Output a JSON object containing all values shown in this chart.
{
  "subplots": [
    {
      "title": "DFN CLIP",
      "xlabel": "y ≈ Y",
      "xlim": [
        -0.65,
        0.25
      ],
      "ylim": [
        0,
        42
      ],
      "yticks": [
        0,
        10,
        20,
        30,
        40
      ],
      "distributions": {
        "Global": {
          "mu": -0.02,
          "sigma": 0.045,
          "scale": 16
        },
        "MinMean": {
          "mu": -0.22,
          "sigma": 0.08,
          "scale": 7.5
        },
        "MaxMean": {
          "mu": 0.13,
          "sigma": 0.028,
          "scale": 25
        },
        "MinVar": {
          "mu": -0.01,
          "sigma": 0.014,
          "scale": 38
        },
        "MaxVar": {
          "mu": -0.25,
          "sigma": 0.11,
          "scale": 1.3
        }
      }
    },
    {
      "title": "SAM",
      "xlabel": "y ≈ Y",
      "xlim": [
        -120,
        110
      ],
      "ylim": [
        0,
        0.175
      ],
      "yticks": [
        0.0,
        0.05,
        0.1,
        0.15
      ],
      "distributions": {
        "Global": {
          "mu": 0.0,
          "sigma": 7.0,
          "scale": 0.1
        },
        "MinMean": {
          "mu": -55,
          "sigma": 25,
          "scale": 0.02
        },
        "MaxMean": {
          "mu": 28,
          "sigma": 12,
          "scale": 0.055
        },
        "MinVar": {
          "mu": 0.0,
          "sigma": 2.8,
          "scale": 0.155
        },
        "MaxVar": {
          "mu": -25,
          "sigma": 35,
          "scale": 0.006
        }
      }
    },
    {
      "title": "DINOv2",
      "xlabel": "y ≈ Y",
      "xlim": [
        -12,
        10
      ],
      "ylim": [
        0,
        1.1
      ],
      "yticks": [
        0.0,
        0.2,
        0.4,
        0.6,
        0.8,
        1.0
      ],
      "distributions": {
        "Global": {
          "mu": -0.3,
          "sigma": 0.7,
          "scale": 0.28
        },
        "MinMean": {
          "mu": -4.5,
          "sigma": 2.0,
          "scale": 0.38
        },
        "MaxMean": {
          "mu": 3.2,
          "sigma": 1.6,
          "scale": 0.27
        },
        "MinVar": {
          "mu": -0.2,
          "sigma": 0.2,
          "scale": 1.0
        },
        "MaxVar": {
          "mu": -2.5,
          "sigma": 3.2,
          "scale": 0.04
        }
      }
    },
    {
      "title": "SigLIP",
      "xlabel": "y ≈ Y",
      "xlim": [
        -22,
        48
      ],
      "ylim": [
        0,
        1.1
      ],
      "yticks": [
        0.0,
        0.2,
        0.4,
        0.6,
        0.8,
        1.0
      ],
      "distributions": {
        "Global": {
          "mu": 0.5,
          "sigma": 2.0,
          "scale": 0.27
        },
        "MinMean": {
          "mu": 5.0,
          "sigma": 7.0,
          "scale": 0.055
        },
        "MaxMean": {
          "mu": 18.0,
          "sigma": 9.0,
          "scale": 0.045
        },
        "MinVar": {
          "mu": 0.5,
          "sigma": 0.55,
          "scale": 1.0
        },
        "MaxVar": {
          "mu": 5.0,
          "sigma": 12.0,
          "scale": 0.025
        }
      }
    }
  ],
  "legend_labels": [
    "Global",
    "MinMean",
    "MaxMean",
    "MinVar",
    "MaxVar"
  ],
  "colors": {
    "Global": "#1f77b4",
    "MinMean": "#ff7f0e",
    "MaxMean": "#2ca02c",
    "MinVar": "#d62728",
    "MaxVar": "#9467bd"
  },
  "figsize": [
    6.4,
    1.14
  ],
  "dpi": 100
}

# [WHAT TO WORK ON]
Repeat the material from above exactly, word for word.

# [REPLY TO THE TASK]
Output a JSON object containing all values shown in this chart.
{
  "subplots": [
    {
      "title": "DFN CLIP",
      "xlabel": "y ≈ Y",
      "xlim": [
        -0.65,
        0.25
      ],
      "ylim": [
        0,
        42
      ],
      "yticks": [
        0,
        10,
        20,
        30,
        40
      ],
      "distributions": {
        "Global": {
          "mu": -0.02,
          "sigma": 0.045,
          "scale": 16
        },
        "MinMean": {
          "mu": -0.22,
          "sigma": 0.08,
          "scale": 7.5
        },
        "MaxMean": {
          "mu": 0.13,
          "sigma": 0.028,
          "scale": 25
        },
        "MinVar": {
          "mu": -0.01,
          "sigma": 0.014,
          "scale": 38
        },
        "MaxVar": {
          "mu": -0.25,
          "sigma": 0.11,
          "scale": 1.3
        }
      }
    },
    {
      "title": "SAM",
      "xlabel": "y ≈ Y",
      "xlim": [
        -120,
        110
      ],
      "ylim": [
        0,
        0.175
      ],
      "yticks": [
        0.0,
        0.05,
        0.1,
        0.15
      ],
      "distributions": {
        "Global": {
          "mu": 0.0,
          "sigma": 7.0,
          "scale": 0.1
        },
        "MinMean": {
          "mu": -55,
          "sigma": 25,
          "scale": 0.02
        },
        "MaxMean": {
          "mu": 28,
          "sigma": 12,
          "scale": 0.055
        },
        "MinVar": {
          "mu": 0.0,
          "sigma": 2.8,
          "scale": 0.155
        },
        "MaxVar": {
          "mu": -25,
          "sigma": 35,
          "scale": 0.006
        }
      }
    },
    {
      "title": "DINOv2",
      "xlabel": "y ≈ Y",
      "xlim": [
        -12,
        10
      ],
      "ylim": [
        0,
        1.1
      ],
      "yticks": [
        0.0,
        0.2,
        0.4,
        0.6,
        0.8,
        1.0
      ],
      "distributions": {
        "Global": {
          "mu": -0.3,
          "sigma": 0.7,
          "scale": 0.28
        },
        "MinMean": {
          "mu": -4.5,
          "sigma": 2.0,
          "scale": 0.38
        },
        "MaxMean": {
          "mu": 3.2,
          "sigma": 1.6,
          "scale": 0.27
        },
        "MinVar": {
          "mu": -0.2,
          "sigma": 0.2,
          "scale": 1.0
        },
        "MaxVar": {
          "mu": -2.5,
          "sigma": 3.2,
          "scale": 0.04
        }
      }
    },
    {
      "title": "SigLIP",
      "xlabel": "y ≈ Y",
      "xlim": [
        -22,
        48
      ],
      "ylim": [
        0,
        1.1
      ],
      "yticks": [
        0.0,
        0.2,
        0.4,
        0.6,
        0.8,
        1.0
      ],
      "distributions": {
        "Global": {
          "mu": 0.5,
          "sigma": 2.0,
          "scale": 0.27
        },
        "MinMean": {
          "mu": 5.0,
          "sigma": 7.0,
          "scale": 0.055
        },
        "MaxMean": {
          "mu": 18.0,
          "sigma": 9.0,
          "scale": 0.045
        },
        "MinVar": {
          "mu": 0.5,
          "sigma": 0.55,
          "scale": 1.0
        },
        "MaxVar": {
          "mu": 5.0,
          "sigma": 12.0,
          "scale": 0.025
        }
      }
    }
  ],
  "legend_labels": [
    "Global",
    "MinMean",
    "MaxMean",
    "MinVar",
    "MaxVar"
  ],
  "colors": {
    "Global": "#1f77b4",
    "MinMean": "#ff7f0e",
    "MaxMean": "#2ca02c",
    "MinVar": "#d62728",
    "MaxVar": "#9467bd"
  },
  "figsize": [
    6.4,
    1.14
  ],
  "dpi": 100
}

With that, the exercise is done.